**Problem requirements**
Extract each line from the entries below that has the string "view" in it.

※ ※ ※

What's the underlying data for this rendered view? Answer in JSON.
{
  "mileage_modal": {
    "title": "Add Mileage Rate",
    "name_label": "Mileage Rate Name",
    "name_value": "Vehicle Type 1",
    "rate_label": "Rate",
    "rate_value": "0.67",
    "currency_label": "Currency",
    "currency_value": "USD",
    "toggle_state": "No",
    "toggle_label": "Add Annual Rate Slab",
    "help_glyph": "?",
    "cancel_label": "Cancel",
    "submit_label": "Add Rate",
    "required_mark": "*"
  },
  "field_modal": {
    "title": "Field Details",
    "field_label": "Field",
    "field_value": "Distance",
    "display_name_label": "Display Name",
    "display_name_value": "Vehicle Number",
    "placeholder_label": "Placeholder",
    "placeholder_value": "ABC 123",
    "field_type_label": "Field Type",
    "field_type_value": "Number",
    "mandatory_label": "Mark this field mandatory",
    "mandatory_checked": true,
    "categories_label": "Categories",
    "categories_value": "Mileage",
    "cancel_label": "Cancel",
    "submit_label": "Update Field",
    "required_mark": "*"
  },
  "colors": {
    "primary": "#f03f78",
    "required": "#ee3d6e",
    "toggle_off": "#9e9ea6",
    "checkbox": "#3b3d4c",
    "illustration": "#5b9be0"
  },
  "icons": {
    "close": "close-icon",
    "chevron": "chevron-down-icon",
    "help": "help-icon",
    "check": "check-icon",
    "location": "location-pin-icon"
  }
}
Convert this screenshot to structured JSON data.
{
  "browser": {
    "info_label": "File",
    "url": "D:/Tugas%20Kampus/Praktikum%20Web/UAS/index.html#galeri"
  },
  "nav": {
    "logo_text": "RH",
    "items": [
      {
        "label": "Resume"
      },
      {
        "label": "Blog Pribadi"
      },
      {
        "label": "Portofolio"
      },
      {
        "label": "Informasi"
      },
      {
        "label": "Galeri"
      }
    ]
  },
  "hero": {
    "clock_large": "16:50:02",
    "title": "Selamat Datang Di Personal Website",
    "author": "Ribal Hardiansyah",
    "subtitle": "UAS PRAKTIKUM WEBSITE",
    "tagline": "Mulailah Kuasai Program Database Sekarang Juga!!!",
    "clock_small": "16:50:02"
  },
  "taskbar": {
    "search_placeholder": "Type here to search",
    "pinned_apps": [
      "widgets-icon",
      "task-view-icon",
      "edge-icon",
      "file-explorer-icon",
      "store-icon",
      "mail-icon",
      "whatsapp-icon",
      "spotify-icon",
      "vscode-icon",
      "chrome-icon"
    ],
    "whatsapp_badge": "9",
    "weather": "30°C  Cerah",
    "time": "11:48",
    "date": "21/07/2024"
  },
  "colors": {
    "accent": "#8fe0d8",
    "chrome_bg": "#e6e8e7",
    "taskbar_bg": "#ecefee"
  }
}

※ ※ ※

**Worked answer**
What's the underlying data for this rendered view? Answer in JSON.
      "task-view-icon",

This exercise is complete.